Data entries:
>> BEGIN

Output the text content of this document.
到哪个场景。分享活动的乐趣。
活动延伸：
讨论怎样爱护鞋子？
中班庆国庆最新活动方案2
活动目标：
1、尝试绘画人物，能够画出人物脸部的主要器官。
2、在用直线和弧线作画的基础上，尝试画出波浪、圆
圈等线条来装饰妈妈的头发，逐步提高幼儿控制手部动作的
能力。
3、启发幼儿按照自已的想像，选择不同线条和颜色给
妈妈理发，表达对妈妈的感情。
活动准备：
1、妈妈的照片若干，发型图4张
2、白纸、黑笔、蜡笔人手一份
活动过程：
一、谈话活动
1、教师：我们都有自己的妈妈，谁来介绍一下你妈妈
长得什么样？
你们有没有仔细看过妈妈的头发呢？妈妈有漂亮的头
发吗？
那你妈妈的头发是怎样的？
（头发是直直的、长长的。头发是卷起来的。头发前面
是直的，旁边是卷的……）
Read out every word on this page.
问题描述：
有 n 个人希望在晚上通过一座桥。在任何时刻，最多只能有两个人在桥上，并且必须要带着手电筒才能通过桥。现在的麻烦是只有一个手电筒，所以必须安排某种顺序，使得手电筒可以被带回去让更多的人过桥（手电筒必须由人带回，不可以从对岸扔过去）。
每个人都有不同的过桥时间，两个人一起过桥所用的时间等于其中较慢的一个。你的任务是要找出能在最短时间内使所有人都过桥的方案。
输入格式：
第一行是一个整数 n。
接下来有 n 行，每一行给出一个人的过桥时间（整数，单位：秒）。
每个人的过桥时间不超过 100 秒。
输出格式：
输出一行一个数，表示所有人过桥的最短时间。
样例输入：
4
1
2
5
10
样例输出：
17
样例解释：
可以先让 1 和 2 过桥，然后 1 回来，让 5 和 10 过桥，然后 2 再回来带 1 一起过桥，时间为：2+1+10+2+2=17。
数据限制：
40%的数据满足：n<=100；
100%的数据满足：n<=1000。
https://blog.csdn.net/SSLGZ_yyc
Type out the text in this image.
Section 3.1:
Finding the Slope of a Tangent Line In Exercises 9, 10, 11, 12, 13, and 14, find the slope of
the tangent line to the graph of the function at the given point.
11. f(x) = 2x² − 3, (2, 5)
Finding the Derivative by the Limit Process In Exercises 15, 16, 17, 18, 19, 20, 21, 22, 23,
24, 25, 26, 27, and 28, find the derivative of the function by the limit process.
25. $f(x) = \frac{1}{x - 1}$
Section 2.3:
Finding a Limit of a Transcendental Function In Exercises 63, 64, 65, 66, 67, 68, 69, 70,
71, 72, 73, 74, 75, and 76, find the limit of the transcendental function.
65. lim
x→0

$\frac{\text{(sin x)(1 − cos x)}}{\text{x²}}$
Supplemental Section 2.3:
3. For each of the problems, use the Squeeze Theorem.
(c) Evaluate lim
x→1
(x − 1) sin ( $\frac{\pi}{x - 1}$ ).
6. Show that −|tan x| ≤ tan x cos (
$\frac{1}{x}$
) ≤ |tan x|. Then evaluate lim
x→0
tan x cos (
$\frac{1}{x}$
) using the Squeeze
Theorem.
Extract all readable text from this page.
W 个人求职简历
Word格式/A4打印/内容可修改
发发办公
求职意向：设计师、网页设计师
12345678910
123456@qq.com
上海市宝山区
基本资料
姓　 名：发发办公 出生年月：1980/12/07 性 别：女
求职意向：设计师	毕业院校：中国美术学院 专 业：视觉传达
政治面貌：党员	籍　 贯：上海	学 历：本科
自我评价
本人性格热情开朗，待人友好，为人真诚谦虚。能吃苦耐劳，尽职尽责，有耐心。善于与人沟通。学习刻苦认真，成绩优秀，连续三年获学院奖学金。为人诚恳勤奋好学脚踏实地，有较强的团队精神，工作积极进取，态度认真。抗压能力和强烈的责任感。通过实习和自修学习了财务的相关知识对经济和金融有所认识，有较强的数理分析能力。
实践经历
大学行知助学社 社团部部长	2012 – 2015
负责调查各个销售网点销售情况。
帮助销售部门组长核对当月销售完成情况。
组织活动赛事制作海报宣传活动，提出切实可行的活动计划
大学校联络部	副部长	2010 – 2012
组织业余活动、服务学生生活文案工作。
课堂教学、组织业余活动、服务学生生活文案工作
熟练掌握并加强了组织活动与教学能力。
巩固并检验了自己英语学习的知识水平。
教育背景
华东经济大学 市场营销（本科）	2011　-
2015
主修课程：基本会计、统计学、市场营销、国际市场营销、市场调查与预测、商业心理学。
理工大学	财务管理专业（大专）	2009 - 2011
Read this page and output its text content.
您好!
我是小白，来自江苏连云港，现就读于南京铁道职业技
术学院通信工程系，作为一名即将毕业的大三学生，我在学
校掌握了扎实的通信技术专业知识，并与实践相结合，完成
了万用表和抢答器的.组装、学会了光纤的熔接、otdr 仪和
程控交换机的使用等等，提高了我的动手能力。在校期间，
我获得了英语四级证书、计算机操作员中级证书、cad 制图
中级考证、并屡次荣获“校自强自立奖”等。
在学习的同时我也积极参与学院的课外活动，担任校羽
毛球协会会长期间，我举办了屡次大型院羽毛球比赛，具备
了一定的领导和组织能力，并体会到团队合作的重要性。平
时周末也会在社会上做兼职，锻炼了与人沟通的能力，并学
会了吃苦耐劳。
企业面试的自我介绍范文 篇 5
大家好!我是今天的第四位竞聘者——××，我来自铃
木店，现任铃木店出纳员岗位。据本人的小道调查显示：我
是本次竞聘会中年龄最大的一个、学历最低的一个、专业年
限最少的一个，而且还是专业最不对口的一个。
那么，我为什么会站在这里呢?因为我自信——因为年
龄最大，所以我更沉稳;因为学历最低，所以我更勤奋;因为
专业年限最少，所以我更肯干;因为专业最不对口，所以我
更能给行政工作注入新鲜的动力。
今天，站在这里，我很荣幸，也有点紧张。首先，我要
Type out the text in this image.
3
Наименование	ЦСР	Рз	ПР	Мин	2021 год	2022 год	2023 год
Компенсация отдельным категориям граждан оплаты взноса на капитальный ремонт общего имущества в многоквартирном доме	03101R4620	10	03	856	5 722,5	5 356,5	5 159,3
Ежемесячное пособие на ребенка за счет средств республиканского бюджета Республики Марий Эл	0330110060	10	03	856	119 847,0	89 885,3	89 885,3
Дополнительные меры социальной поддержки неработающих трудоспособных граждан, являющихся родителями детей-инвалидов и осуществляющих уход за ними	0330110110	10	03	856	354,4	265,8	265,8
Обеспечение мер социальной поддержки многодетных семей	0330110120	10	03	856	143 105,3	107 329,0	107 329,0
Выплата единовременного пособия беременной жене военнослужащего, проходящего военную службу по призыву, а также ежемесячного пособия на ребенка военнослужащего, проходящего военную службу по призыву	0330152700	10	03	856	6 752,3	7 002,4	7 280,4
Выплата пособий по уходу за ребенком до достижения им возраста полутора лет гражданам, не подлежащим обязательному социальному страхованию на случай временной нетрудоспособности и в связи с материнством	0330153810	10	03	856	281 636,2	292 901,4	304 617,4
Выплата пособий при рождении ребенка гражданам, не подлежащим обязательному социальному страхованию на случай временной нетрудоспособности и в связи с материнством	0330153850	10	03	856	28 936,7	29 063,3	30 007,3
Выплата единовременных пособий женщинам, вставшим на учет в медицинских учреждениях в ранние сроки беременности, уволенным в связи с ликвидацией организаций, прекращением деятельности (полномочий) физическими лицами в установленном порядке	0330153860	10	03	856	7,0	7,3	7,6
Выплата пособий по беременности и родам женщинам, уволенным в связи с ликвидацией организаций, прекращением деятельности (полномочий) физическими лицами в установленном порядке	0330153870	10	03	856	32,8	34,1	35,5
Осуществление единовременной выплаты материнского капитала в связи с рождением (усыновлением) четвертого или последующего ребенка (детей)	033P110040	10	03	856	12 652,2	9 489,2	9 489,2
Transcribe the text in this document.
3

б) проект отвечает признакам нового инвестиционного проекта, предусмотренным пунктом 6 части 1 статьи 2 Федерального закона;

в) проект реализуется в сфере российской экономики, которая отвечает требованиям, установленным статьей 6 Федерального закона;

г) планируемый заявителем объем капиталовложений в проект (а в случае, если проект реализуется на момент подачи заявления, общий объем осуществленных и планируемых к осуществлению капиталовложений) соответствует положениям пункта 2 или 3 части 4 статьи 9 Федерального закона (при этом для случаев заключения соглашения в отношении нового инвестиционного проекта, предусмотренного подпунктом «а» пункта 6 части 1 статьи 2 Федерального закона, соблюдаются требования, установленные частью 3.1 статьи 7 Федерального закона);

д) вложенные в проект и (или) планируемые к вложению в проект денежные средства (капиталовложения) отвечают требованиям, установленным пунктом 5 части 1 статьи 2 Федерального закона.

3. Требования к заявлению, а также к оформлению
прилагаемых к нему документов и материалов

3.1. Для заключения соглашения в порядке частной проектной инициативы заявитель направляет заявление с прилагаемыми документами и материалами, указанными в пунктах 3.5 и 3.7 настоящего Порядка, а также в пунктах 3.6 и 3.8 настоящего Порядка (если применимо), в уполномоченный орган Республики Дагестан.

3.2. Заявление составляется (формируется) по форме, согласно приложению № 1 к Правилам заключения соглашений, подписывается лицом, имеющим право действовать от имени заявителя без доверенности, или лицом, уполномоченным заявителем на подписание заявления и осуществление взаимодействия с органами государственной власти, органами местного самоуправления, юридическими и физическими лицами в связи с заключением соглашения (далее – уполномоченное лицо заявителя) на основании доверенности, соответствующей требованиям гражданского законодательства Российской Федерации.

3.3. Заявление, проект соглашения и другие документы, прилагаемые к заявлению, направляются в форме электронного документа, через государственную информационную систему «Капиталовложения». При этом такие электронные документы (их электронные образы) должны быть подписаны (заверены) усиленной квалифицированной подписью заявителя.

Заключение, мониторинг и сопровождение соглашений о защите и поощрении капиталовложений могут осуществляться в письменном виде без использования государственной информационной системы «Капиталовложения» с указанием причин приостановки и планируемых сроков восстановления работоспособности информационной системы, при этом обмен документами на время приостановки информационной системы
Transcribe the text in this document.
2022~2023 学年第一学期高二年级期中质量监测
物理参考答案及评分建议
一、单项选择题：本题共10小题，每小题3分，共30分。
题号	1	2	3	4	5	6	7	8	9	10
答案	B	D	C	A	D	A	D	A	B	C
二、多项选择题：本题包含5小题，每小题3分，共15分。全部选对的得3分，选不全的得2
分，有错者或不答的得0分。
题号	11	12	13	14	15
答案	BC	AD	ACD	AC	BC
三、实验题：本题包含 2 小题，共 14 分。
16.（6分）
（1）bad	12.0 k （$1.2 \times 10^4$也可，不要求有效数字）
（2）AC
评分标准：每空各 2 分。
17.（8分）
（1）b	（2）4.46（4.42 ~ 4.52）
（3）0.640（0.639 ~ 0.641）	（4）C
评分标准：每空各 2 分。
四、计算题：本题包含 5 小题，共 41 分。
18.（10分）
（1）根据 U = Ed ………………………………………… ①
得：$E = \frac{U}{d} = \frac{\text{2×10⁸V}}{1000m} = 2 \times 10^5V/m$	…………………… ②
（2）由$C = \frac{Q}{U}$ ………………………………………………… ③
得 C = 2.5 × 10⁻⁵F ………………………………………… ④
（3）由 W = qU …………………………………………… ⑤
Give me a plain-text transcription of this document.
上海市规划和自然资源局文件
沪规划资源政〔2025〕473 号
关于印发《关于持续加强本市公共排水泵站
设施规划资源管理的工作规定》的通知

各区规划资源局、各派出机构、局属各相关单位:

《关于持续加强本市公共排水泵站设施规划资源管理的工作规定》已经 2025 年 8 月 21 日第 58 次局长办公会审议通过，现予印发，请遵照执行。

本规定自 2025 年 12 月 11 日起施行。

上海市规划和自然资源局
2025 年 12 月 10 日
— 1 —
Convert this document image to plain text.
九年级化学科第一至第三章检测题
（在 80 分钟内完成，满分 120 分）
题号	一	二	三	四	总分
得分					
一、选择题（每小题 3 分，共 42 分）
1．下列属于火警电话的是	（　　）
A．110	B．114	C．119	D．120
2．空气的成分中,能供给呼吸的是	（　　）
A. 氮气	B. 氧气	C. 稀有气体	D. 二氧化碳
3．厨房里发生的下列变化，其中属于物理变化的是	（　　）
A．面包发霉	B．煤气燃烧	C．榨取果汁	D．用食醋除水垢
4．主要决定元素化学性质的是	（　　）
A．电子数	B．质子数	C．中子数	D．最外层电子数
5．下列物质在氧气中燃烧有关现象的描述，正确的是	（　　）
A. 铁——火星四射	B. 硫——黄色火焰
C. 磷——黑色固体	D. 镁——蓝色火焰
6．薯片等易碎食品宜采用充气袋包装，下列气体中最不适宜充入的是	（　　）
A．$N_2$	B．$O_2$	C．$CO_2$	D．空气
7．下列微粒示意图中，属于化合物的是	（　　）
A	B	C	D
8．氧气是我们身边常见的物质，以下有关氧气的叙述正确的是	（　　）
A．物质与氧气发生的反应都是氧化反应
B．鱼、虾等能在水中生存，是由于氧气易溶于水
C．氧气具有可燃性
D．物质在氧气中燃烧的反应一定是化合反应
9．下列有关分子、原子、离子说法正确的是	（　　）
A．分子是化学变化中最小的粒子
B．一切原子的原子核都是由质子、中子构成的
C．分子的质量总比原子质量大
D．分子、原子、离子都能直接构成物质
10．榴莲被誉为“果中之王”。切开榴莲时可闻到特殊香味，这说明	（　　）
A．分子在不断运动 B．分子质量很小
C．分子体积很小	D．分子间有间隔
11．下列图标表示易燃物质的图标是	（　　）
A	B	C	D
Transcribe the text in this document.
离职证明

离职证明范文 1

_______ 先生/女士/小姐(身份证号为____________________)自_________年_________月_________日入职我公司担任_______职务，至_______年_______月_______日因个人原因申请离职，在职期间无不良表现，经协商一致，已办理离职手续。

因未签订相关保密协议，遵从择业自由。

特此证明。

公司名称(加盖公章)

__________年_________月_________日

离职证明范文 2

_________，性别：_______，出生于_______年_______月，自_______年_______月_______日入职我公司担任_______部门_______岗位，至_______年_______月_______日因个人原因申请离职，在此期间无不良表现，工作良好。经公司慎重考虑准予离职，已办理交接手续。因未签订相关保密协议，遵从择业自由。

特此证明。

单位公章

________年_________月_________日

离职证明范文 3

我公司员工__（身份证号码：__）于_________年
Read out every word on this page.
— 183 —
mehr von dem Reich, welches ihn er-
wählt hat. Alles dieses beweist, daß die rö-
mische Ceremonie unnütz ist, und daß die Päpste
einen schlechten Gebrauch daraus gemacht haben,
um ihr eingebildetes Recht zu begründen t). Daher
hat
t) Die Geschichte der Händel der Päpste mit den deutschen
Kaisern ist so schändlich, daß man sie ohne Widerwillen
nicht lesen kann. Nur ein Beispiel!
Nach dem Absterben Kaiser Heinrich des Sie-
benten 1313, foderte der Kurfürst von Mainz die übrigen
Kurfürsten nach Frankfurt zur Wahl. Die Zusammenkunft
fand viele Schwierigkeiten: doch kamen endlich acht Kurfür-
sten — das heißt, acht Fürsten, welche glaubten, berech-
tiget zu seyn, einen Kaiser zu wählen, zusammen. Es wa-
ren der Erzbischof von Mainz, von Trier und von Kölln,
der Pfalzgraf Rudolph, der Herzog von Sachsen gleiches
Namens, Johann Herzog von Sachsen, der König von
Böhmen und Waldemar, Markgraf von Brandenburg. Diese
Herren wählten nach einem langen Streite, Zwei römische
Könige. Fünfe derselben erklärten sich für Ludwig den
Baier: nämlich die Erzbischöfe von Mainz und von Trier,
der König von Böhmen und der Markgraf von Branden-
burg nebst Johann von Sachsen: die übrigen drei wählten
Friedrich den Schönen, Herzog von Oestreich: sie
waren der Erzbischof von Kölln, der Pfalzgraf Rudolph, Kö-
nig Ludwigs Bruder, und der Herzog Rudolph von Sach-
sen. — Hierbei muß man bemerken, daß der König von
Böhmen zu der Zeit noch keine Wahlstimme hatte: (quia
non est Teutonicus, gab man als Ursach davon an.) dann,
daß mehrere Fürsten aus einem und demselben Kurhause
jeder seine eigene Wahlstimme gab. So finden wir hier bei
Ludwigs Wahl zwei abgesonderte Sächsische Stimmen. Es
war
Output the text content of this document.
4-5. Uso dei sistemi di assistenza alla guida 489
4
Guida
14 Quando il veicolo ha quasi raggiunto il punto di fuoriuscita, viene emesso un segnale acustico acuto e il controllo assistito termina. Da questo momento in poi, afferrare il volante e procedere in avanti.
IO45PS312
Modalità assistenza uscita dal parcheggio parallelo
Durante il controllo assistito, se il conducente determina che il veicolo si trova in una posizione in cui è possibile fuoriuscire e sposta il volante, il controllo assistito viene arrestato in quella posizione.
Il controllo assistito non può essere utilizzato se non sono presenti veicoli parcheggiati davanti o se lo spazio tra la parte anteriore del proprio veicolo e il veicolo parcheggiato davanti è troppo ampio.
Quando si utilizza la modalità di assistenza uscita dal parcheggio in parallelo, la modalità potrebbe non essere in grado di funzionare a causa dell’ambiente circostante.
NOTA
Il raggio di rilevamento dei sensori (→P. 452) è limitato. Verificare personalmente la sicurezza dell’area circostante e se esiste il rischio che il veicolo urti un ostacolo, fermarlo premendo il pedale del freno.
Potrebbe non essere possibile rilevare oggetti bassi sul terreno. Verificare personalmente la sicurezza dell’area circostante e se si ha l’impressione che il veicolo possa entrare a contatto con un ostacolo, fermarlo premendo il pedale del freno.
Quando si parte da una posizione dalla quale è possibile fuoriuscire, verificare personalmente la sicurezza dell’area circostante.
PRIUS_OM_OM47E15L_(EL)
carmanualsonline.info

>> END

Your task is to gather all lines from the entries above that hold the word "essere".

• [Solution]
Il controllo assistito non può essere utilizzato se non sono presenti veicoli parcheggiati davanti o se lo spazio tra la parte anteriore del proprio veicolo e il veicolo parcheggiato davanti è troppo ampio.
Quando si utilizza la modalità di assistenza uscita dal parcheggio in parallelo, la modalità potrebbe non essere in grado di funzionare a causa dell’ambiente circostante.
Potrebbe non essere possibile rilevare oggetti bassi sul terreno. Verificare personalmente la sicurezza dell’area circostante e se si ha l’impressione che il veicolo possa entrare a contatto con un ostacolo, fermarlo premendo il pedale del freno.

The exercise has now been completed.